→ **THE INPUT**
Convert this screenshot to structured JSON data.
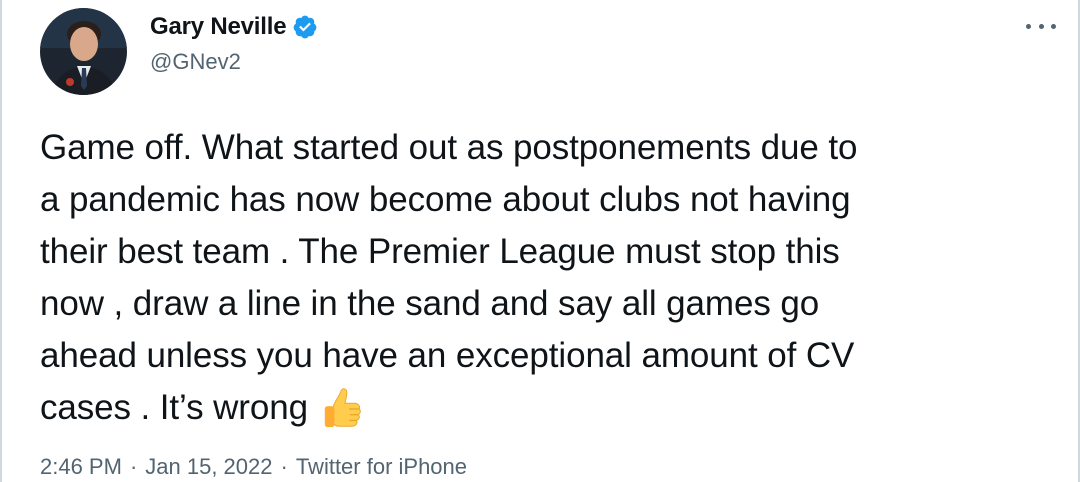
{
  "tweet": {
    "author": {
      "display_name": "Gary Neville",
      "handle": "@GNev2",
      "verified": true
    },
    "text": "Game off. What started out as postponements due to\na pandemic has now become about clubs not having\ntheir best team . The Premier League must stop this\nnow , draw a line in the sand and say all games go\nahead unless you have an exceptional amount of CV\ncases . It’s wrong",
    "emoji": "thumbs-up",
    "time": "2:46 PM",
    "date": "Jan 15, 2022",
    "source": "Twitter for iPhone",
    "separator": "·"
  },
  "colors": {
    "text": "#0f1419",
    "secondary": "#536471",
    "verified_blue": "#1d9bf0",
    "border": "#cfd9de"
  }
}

==

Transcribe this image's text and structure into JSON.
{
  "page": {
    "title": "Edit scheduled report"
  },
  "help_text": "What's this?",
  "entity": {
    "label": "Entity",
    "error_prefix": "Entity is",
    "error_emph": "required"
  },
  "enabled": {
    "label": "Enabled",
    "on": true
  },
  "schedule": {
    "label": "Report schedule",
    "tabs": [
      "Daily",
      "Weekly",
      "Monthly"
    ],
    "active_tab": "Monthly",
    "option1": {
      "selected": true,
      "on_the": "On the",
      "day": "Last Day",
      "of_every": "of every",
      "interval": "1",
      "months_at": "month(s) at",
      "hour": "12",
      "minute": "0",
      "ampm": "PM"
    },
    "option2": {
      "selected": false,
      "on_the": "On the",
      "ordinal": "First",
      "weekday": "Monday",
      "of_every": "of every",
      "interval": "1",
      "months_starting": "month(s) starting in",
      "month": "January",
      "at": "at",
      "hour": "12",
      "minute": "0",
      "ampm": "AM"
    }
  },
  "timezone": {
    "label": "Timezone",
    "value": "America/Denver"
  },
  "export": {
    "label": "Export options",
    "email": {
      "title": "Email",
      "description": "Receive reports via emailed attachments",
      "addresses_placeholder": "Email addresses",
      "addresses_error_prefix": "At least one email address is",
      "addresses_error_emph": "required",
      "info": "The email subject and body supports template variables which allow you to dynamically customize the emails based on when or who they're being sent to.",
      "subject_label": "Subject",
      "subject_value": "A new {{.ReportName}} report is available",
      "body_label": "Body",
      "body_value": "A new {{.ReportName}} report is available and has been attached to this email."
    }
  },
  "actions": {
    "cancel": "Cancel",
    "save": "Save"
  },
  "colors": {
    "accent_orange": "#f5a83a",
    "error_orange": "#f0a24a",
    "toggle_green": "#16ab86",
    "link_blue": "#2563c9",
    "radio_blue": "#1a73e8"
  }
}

→ **SHORT TASK**
Collect every line from the records above that contains the word "required".

→ **ANSWER TO THIS EXERCISE**
    "error_emph": "required"
      "addresses_error_emph": "required",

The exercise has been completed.